__SHORT EXERCISE__: Repeat each entry exactly and drop the pictures.

Collected data
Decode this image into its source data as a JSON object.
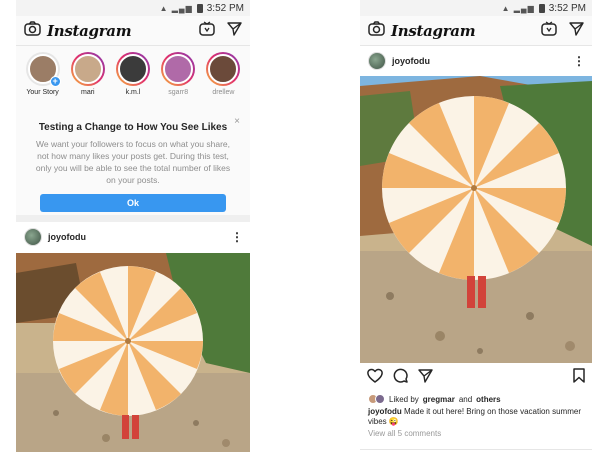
{
  "status": {
    "time": "3:52 PM"
  },
  "app": {
    "logo": "Instagram"
  },
  "left": {
    "stories": [
      {
        "name": "Your Story",
        "own": true,
        "color": "#9b7d66"
      },
      {
        "name": "mari",
        "own": false,
        "color": "#c8a98a"
      },
      {
        "name": "k.m.l",
        "own": false,
        "color": "#3b3b3b"
      },
      {
        "name": "sgarr8",
        "own": false,
        "color": "#b06aa8"
      },
      {
        "name": "drellew",
        "own": false,
        "color": "#6b4a3a"
      }
    ],
    "notice": {
      "title": "Testing a Change to How You See Likes",
      "body": "We want your followers to focus on what you share, not how many likes your posts get. During this test, only you will be able to see the total number of likes on your posts.",
      "button": "Ok",
      "close": "×"
    },
    "post": {
      "username": "joyofodu"
    }
  },
  "right": {
    "post": {
      "username": "joyofodu",
      "liked_by_prefix": "Liked by",
      "liked_by_user": "gregmar",
      "liked_by_and": "and",
      "liked_by_others": "others",
      "caption_user": "joyofodu",
      "caption_text": "Made it out here! Bring on those vacation summer vibes 😜",
      "view_comments": "View all 5 comments"
    }
  },
  "icons": {
    "camera": "camera-icon",
    "igtv": "igtv-icon",
    "direct": "paper-plane-icon",
    "more": "more-vertical-icon",
    "heart": "heart-icon",
    "comment": "comment-icon",
    "share": "share-icon",
    "bookmark": "bookmark-icon"
  },
  "colors": {
    "accent": "#3897f0",
    "umbrella_stripe": "#f2b36b",
    "sky": "#7db5e0"
  }
}
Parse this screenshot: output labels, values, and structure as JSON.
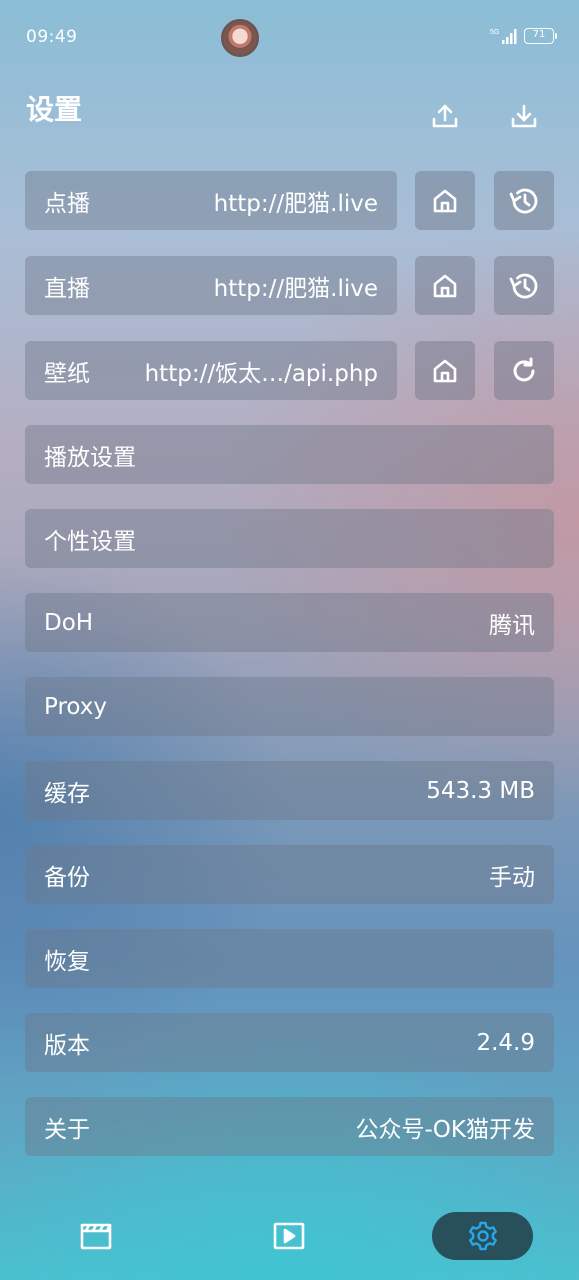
{
  "status_bar": {
    "time": "09:49",
    "network": "5G",
    "battery": "71"
  },
  "header": {
    "title": "设置"
  },
  "rows": {
    "vod": {
      "label": "点播",
      "value": "http://肥猫.live"
    },
    "live": {
      "label": "直播",
      "value": "http://肥猫.live"
    },
    "wallpaper": {
      "label": "壁纸",
      "value": "http://饭太…/api.php"
    },
    "playback": {
      "label": "播放设置"
    },
    "personal": {
      "label": "个性设置"
    },
    "doh": {
      "label": "DoH",
      "value": "腾讯"
    },
    "proxy": {
      "label": "Proxy"
    },
    "cache": {
      "label": "缓存",
      "value": "543.3 MB"
    },
    "backup": {
      "label": "备份",
      "value": "手动"
    },
    "restore": {
      "label": "恢复"
    },
    "version": {
      "label": "版本",
      "value": "2.4.9"
    },
    "about": {
      "label": "关于",
      "value": "公众号-OK猫开发"
    }
  },
  "icons": {
    "upload": "upload-icon",
    "download": "download-icon",
    "home": "home-icon",
    "history": "history-icon",
    "refresh": "refresh-icon",
    "nav_movie": "clapperboard-icon",
    "nav_play": "play-icon",
    "nav_settings": "gear-icon"
  },
  "colors": {
    "active_nav_bg": "#27505b",
    "active_nav_icon": "#2aa6e8",
    "row_bg": "rgba(110,118,135,0.42)"
  }
}
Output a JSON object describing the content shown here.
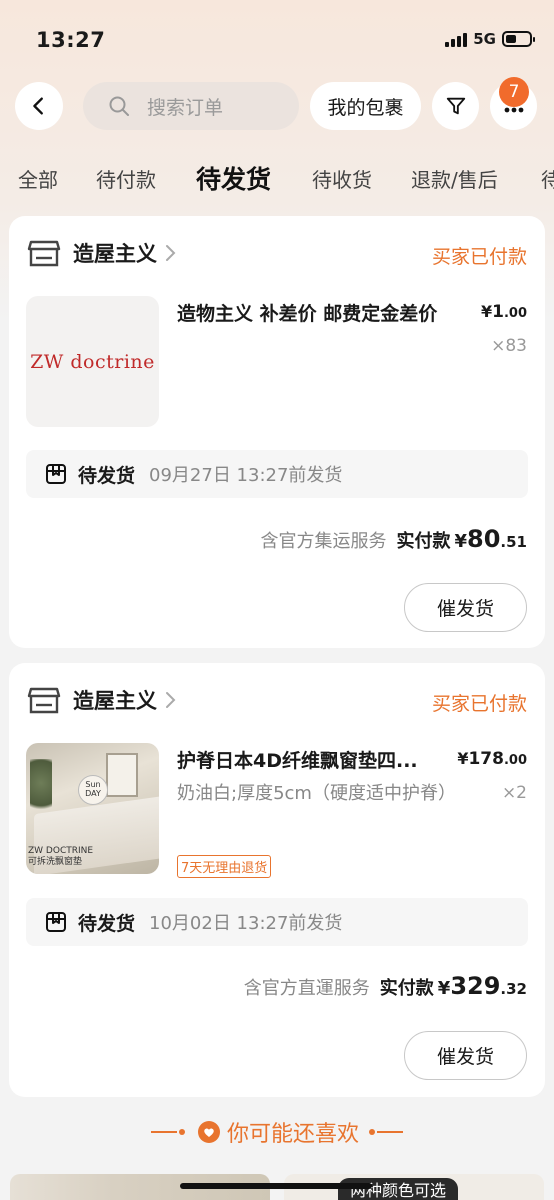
{
  "status_bar": {
    "time": "13:27",
    "network": "5G"
  },
  "header": {
    "search_placeholder": "搜索订单",
    "packages_label": "我的包裹",
    "notification_count": "7"
  },
  "tabs": [
    "全部",
    "待付款",
    "待发货",
    "待收货",
    "退款/售后",
    "待"
  ],
  "active_tab": "待发货",
  "orders": [
    {
      "shop": "造屋主义",
      "status": "买家已付款",
      "thumb_text": "ZW doctrine",
      "title": "造物主义 补差价 邮费定金差价",
      "price_currency": "¥",
      "price_int": "1",
      "price_dec": ".00",
      "qty": "×83",
      "ship_label": "待发货",
      "ship_time": "09月27日 13:27前发货",
      "service": "含官方集运服务",
      "paid_label": "实付款",
      "total_currency": "¥",
      "total_int": "80",
      "total_dec": ".51",
      "button": "催发货"
    },
    {
      "shop": "造屋主义",
      "status": "买家已付款",
      "thumb_card": "Sun DAY",
      "thumb_brand": "ZW DOCTRINE",
      "thumb_brand_sub": "可拆洗飘窗垫",
      "title": "护脊日本4D纤维飘窗垫四...",
      "price_currency": "¥",
      "price_int": "178",
      "price_dec": ".00",
      "qty": "×2",
      "sku": "奶油白;厚度5cm（硬度适中护脊）",
      "tag": "7天无理由退货",
      "ship_label": "待发货",
      "ship_time": "10月02日 13:27前发货",
      "service": "含官方直運服务",
      "paid_label": "实付款",
      "total_currency": "¥",
      "total_int": "329",
      "total_dec": ".32",
      "button": "催发货"
    }
  ],
  "recommend": {
    "title": "你可能还喜欢",
    "item_label": "两种颜色可选"
  },
  "colors": {
    "accent": "#e8742e",
    "badge": "#f16b2c"
  }
}
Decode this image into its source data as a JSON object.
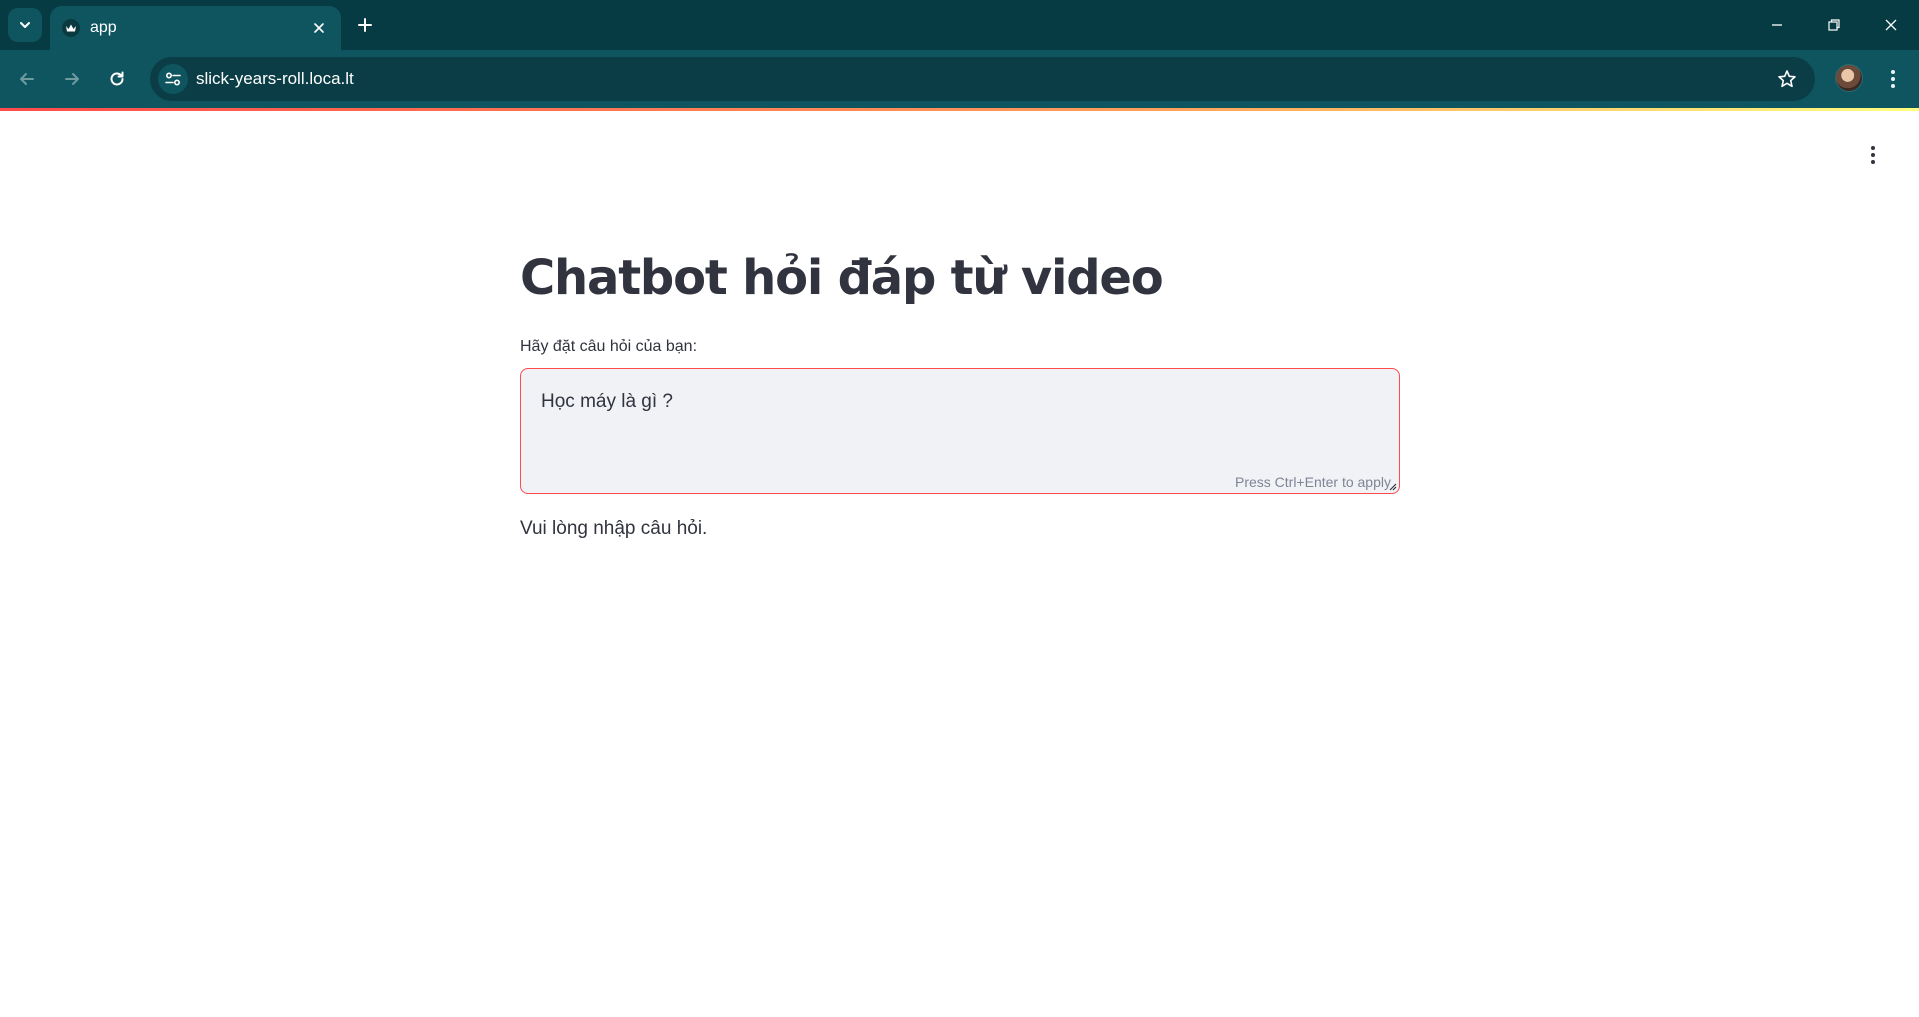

__FINAL RESULT__:
Decode this image into its source data as a JSON object.
{
  "status": {
    "time": "3:52 PM"
  },
  "app": {
    "logo": "Instagram"
  },
  "left": {
    "stories": [
      {
        "name": "Your Story",
        "own": true,
        "color": "#9b7d66"
      },
      {
        "name": "mari",
        "own": false,
        "color": "#c8a98a"
      },
      {
        "name": "k.m.l",
        "own": false,
        "color": "#3b3b3b"
      },
      {
        "name": "sgarr8",
        "own": false,
        "color": "#b06aa8"
      },
      {
        "name": "drellew",
        "own": false,
        "color": "#6b4a3a"
      }
    ],
    "notice": {
      "title": "Testing a Change to How You See Likes",
      "body": "We want your followers to focus on what you share, not how many likes your posts get. During this test, only you will be able to see the total number of likes on your posts.",
      "button": "Ok",
      "close": "×"
    },
    "post": {
      "username": "joyofodu"
    }
  },
  "right": {
    "post": {
      "username": "joyofodu",
      "liked_by_prefix": "Liked by",
      "liked_by_user": "gregmar",
      "liked_by_and": "and",
      "liked_by_others": "others",
      "caption_user": "joyofodu",
      "caption_text": "Made it out here! Bring on those vacation summer vibes 😜",
      "view_comments": "View all 5 comments"
    }
  },
  "icons": {
    "camera": "camera-icon",
    "igtv": "igtv-icon",
    "direct": "paper-plane-icon",
    "more": "more-vertical-icon",
    "heart": "heart-icon",
    "comment": "comment-icon",
    "share": "share-icon",
    "bookmark": "bookmark-icon"
  },
  "colors": {
    "accent": "#3897f0",
    "umbrella_stripe": "#f2b36b",
    "sky": "#7db5e0"
  }
}
Parse this screenshot: output labels, values, and structure as JSON.
{
  "status_bar": {
    "time": "09:49",
    "network": "5G",
    "battery": "71"
  },
  "header": {
    "title": "设置"
  },
  "rows": {
    "vod": {
      "label": "点播",
      "value": "http://肥猫.live"
    },
    "live": {
      "label": "直播",
      "value": "http://肥猫.live"
    },
    "wallpaper": {
      "label": "壁纸",
      "value": "http://饭太…/api.php"
    },
    "playback": {
      "label": "播放设置"
    },
    "personal": {
      "label": "个性设置"
    },
    "doh": {
      "label": "DoH",
      "value": "腾讯"
    },
    "proxy": {
      "label": "Proxy"
    },
    "cache": {
      "label": "缓存",
      "value": "543.3 MB"
    },
    "backup": {
      "label": "备份",
      "value": "手动"
    },
    "restore": {
      "label": "恢复"
    },
    "version": {
      "label": "版本",
      "value": "2.4.9"
    },
    "about": {
      "label": "关于",
      "value": "公众号-OK猫开发"
    }
  },
  "icons": {
    "upload": "upload-icon",
    "download": "download-icon",
    "home": "home-icon",
    "history": "history-icon",
    "refresh": "refresh-icon",
    "nav_movie": "clapperboard-icon",
    "nav_play": "play-icon",
    "nav_settings": "gear-icon"
  },
  "colors": {
    "active_nav_bg": "#27505b",
    "active_nav_icon": "#2aa6e8",
    "row_bg": "rgba(110,118,135,0.42)"
  }
}
Output a JSON object describing the content shown here.
{
  "status_bar": {
    "time": "13:27",
    "network": "5G"
  },
  "header": {
    "search_placeholder": "搜索订单",
    "packages_label": "我的包裹",
    "notification_count": "7"
  },
  "tabs": [
    "全部",
    "待付款",
    "待发货",
    "待收货",
    "退款/售后",
    "待"
  ],
  "active_tab": "待发货",
  "orders": [
    {
      "shop": "造屋主义",
      "status": "买家已付款",
      "thumb_text": "ZW doctrine",
      "title": "造物主义 补差价 邮费定金差价",
      "price_currency": "¥",
      "price_int": "1",
      "price_dec": ".00",
      "qty": "×83",
      "ship_label": "待发货",
      "ship_time": "09月27日 13:27前发货",
      "service": "含官方集运服务",
      "paid_label": "实付款",
      "total_currency": "¥",
      "total_int": "80",
      "total_dec": ".51",
      "button": "催发货"
    },
    {
      "shop": "造屋主义",
      "status": "买家已付款",
      "thumb_card": "Sun DAY",
      "thumb_brand": "ZW DOCTRINE",
      "thumb_brand_sub": "可拆洗飘窗垫",
      "title": "护脊日本4D纤维飘窗垫四...",
      "price_currency": "¥",
      "price_int": "178",
      "price_dec": ".00",
      "qty": "×2",
      "sku": "奶油白;厚度5cm（硬度适中护脊）",
      "tag": "7天无理由退货",
      "ship_label": "待发货",
      "ship_time": "10月02日 13:27前发货",
      "service": "含官方直運服务",
      "paid_label": "实付款",
      "total_currency": "¥",
      "total_int": "329",
      "total_dec": ".32",
      "button": "催发货"
    }
  ],
  "recommend": {
    "title": "你可能还喜欢",
    "item_label": "两种颜色可选"
  },
  "colors": {
    "accent": "#e8742e",
    "badge": "#f16b2c"
  }
}
Decode this image into its source data as a JSON object.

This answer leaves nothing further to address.